[start of DATA FOR PROCESSING]

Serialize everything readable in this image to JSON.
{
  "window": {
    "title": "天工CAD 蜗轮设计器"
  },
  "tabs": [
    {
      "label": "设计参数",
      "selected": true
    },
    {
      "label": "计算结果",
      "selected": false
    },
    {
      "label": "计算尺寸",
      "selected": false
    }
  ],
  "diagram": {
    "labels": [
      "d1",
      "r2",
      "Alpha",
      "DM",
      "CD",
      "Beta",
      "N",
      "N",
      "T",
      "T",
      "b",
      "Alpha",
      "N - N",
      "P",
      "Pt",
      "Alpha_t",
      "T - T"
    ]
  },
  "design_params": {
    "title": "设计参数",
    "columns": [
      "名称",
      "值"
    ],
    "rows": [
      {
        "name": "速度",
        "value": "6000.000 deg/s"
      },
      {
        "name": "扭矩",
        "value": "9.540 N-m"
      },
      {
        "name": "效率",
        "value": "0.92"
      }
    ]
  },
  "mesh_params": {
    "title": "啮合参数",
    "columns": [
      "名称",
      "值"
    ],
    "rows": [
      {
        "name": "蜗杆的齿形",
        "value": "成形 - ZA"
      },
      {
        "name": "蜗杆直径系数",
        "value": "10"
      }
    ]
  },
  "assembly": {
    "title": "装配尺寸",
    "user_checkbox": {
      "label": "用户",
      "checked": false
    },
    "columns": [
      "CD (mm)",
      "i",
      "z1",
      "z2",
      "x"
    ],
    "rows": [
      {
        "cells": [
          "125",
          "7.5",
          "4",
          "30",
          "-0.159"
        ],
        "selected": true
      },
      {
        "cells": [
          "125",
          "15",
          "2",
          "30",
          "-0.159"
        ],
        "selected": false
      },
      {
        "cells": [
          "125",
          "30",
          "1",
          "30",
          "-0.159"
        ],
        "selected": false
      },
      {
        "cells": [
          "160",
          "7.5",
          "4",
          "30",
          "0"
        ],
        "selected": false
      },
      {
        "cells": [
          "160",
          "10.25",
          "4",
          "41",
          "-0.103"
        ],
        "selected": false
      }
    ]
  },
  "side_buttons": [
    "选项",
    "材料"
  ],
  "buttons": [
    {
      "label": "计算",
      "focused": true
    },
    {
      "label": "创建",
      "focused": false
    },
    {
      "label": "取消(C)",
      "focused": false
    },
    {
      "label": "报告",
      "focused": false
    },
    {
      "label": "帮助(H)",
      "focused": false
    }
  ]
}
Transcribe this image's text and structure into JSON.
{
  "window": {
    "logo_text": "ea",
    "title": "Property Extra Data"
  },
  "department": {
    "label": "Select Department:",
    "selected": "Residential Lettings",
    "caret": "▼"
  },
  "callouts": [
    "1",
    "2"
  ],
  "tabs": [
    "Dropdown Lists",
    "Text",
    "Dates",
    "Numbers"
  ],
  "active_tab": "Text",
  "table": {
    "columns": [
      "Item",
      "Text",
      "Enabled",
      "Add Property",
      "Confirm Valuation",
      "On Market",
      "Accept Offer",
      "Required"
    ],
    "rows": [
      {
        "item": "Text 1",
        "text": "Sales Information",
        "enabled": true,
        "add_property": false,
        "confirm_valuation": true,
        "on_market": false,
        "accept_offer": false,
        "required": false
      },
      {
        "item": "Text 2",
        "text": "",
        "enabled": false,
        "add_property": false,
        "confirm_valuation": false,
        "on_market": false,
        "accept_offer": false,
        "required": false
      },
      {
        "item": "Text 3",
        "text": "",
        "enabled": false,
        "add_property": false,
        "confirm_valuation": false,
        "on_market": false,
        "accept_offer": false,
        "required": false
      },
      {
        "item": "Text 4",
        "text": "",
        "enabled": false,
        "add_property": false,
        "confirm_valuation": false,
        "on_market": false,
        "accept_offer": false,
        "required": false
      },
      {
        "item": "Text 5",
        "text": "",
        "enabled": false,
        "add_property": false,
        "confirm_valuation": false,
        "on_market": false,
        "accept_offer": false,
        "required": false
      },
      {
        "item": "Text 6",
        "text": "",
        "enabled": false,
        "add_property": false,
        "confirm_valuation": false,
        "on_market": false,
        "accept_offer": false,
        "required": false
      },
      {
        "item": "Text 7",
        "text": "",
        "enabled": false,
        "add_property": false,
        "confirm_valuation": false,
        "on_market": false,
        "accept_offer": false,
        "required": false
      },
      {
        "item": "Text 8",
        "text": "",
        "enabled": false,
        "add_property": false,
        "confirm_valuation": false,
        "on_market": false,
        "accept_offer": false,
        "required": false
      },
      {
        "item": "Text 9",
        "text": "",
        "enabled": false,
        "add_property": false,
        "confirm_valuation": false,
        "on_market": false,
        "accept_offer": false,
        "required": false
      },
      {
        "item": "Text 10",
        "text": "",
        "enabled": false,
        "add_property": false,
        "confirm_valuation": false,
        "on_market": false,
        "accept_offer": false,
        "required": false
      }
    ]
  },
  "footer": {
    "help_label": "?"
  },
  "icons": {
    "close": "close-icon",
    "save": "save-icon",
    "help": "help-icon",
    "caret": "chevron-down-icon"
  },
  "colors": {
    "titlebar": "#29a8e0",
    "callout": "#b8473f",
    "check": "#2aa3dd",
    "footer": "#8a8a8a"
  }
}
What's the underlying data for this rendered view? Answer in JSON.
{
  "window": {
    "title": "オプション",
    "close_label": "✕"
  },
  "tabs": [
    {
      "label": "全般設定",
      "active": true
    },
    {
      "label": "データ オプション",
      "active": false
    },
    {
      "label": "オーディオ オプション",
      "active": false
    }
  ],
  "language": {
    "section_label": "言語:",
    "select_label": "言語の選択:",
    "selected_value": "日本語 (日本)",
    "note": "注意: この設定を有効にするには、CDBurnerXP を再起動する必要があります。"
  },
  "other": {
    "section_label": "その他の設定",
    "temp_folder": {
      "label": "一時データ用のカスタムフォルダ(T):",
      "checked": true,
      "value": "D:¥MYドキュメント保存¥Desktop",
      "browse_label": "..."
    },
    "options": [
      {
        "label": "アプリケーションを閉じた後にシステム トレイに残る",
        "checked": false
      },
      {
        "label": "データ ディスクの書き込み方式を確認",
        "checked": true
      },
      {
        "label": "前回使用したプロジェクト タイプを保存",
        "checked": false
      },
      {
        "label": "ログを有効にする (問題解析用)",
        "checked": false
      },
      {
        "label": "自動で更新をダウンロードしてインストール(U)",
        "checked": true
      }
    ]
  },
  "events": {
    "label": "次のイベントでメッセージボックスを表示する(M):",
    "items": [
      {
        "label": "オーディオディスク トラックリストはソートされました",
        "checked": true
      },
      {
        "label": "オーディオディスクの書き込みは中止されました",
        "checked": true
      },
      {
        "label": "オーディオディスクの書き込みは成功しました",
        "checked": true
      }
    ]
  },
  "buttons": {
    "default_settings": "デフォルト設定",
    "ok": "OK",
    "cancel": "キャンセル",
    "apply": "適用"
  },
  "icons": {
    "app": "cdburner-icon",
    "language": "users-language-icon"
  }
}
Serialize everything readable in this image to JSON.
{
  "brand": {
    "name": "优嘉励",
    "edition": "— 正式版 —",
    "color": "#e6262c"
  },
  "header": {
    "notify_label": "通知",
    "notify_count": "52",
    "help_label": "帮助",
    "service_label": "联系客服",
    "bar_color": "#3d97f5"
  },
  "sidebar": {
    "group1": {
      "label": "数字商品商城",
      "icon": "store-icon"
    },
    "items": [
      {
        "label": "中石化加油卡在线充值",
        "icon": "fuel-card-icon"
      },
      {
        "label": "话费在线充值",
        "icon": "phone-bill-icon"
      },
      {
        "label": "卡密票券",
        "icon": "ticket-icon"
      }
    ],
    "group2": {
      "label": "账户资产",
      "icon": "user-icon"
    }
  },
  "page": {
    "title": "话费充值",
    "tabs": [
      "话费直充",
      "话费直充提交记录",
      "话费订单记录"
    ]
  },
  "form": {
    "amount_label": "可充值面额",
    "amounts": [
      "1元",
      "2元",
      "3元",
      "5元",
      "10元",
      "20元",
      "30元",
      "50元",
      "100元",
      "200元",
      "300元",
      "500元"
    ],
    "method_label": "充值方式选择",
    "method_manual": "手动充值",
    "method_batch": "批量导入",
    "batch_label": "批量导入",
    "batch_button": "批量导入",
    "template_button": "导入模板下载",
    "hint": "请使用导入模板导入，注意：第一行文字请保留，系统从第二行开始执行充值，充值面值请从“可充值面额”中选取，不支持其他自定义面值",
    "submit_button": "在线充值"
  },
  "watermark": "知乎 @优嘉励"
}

[end of DATA FOR PROCESSING]

EXERCISE REQUIREMENTS: List every line in the records above that contains the word "オプション".

EXERCISE RESPONSE:
    "title": "オプション",
      "label": "データ オプション",
      "label": "オーディオ オプション",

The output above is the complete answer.